= Extract =
----------------

The Kanzhal War () or Crimean-Circassian War of 1708 was military conflict in 1708 fought between 7,000 Circassians led by Kurgoqo Atajuq and 30,000-100,000 Crimean Tatars led by Qaplan I Giray, which resulted in Circassian victory. It played a big role in decreasing foreign influence in Circassia. In 2013, the Russian Academy of Sciences described the battle as "an important event in the history of Circassians". It was fought near the village of Bylym on the Baksan River.

General 

In 1708, the Circassians paid a great tribute to the Ottoman sultan Ahmed III to be exempt from Tatar raids and extra tribute, but the sultan did not take measures and the Tatars raided and plundered all the way to the east of Circassia, and asked for double tribute. The Kabardian Circassians announced that they would not pay double tribute to the Crimean Khan and the Ottoman Sultan. The Ottomans sent their army of at least 20,000 men to Kabardia under the leadership of the Crimean khan Qaplan I Giray to defeat the Circassians and collect tribute. The Ottomans expected an easy victory against the Circassians, but the Circassians were victorious with the strategy set up by the Jabagh Qazaneqo and returned to paying normal tribute.

Although foreign sources report different figures on the number of the Crimean-Ottoman army, criticals consider the figure of at least 25–30 thousand people to be reliable. This figure is in particular a reference to the letter of Prince Tatarhan Bekmurzovich, who should know the number of his enemy.

Circassians pretended to escape from the Tatar armies, and led them into the center of Circassia. They then sent letters to Khan's camp expressing their obedience, willingness to pay tribute and asked for peace. Later, for 19 days, 30 Circassian spies stalled the enemy troops by negotiating the amount and quality of the tribute to be paid, and then unexpectedly attacked the camp from all sides, and applied the strategy of Qazaneqo Jabagh: Donkeys with scary masks were put on fire, making them look like otherworldly monsters, greatly reducing morale of the Crimean army. Circassians then charged, and the Crimean-Ottoman army was completely destroyed overnight. Exhausted from the war, the Circassians wandered the battlefield for several days looking for survivors, both of them and their enemies. According to Shora Nogmov, they found Alegot Pasha, who, unconsciously and desperately fled from the battlefield and fell off a cliff, clung to a tree with his feet and died on the spot. Some recent research has claimed that the noble Nogay Murza Allaguvat was hiding under the name Alegoth.

----------------

= Your tasks =
[1] Translate this sentence from the passage on the Kanzhal War into Spanish: "It was fought near the village of Bylym on the Baksan River."
[2] According to the passage on the Kanzhal War, why do critics consider a figure of at least 25–30 thousand for the Crimean-Ottoman army reliable?
[3] In the passage on the Kanzhal War, for how many days did the 30 Circassian spies stall the enemy troops by negotiating the tribute?

----------------

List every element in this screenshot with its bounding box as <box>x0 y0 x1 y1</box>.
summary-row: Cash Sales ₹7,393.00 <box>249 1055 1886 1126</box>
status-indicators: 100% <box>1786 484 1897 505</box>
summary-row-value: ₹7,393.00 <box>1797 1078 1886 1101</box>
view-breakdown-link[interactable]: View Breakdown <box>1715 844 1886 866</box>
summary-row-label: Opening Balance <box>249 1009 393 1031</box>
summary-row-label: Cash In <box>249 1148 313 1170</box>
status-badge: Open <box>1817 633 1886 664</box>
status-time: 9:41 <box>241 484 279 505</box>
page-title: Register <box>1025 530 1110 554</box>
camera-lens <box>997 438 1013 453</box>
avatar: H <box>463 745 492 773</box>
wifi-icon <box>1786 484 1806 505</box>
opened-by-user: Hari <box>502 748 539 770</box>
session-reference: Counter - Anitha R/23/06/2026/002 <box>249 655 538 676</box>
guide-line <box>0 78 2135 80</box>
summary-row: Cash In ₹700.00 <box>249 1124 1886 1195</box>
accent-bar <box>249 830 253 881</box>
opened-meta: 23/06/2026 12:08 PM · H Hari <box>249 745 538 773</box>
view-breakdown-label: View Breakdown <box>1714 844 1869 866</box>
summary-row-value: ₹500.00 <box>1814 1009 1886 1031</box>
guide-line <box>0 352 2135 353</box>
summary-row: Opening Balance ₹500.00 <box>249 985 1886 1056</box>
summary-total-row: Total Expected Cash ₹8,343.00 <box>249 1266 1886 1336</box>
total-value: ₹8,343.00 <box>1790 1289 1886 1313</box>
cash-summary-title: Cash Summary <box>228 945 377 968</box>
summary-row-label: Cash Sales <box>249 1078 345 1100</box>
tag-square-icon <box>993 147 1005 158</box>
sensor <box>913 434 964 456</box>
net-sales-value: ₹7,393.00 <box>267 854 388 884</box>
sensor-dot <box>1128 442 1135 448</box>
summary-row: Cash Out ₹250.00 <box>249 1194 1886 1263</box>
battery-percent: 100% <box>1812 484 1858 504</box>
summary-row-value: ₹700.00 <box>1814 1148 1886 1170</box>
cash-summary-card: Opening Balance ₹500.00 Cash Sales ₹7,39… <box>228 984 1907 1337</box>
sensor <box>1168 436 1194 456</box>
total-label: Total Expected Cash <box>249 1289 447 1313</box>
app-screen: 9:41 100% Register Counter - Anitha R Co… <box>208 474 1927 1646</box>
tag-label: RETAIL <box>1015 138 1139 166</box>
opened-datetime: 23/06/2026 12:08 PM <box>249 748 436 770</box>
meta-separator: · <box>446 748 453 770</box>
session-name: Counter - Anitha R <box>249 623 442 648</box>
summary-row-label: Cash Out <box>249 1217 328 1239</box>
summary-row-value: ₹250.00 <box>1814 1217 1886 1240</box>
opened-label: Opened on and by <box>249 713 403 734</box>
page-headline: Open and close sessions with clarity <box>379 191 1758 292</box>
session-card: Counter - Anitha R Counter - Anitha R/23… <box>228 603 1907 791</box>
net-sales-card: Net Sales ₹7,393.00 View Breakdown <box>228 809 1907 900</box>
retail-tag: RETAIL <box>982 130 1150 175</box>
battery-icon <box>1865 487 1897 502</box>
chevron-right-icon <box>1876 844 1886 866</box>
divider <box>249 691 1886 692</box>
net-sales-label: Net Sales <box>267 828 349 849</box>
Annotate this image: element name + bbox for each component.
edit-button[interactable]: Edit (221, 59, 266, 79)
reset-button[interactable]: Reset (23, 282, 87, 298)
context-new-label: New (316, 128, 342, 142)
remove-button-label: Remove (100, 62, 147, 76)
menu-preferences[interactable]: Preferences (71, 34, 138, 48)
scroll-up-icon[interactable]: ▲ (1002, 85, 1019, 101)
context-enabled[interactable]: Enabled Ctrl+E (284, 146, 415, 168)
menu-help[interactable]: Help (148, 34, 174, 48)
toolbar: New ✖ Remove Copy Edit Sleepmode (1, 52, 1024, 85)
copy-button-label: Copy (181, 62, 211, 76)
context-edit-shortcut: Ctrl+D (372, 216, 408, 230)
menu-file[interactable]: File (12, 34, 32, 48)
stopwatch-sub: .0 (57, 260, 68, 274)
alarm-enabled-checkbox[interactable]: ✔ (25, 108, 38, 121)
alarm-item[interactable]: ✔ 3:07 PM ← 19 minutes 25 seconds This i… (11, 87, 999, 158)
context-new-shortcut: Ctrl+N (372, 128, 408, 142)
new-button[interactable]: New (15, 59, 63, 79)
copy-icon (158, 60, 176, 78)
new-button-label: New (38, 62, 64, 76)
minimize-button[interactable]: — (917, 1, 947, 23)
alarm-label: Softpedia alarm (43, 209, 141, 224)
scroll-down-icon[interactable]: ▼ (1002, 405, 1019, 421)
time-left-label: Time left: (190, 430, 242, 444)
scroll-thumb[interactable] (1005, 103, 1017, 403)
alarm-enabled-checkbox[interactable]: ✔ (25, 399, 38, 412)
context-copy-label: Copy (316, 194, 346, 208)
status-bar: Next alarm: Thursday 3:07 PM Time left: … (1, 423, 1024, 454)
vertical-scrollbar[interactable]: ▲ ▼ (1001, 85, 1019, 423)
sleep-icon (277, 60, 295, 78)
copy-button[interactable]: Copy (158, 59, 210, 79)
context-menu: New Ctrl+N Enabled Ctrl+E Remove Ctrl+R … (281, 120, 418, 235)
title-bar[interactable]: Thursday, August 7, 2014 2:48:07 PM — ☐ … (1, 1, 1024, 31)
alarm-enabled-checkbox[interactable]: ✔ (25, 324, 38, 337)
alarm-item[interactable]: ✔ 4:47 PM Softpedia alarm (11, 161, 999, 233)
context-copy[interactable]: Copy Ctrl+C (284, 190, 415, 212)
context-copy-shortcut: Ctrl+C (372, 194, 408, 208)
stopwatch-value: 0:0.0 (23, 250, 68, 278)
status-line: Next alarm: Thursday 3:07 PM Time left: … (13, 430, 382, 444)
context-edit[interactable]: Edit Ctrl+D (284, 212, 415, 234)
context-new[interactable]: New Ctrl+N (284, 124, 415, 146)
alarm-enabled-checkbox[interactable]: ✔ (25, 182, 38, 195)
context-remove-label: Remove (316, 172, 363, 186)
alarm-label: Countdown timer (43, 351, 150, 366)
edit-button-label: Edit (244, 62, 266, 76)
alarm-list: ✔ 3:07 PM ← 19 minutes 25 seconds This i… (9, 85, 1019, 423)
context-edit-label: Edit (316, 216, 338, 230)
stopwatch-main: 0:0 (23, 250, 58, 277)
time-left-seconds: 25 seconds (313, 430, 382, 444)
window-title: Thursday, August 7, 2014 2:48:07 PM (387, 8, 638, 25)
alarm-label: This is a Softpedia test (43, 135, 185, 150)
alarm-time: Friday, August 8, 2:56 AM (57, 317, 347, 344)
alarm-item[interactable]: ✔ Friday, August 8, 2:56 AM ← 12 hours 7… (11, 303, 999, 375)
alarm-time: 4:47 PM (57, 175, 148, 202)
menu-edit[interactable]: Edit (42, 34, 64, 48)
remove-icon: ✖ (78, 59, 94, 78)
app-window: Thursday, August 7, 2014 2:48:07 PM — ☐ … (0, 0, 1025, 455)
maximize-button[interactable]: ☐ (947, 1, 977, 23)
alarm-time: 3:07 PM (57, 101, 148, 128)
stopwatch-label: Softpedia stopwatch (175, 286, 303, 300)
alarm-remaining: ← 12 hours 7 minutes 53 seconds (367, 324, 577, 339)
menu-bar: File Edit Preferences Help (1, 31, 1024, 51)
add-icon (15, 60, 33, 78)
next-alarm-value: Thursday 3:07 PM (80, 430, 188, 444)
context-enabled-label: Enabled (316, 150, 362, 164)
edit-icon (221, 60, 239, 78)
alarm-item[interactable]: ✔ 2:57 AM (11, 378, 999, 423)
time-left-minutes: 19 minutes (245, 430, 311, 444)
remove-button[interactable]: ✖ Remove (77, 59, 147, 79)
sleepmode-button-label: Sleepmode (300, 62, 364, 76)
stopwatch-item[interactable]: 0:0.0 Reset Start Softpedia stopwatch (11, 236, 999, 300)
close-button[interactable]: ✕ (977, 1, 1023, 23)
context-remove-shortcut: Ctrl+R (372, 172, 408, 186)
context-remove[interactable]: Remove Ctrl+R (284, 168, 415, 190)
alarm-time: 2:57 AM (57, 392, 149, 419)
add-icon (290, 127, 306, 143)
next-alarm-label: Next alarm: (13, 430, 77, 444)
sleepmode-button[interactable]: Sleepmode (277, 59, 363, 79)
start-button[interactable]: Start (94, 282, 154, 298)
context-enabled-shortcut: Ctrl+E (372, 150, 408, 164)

----------------

= Task responses =
[1] Se libró cerca del pueblo de Bylym, junto al río Baksan.

[2] The figure refers in particular to the letter of Prince Tatarhan Bekmurzovich. He was someone who should know the number of his enemy.

[3] For 19 days.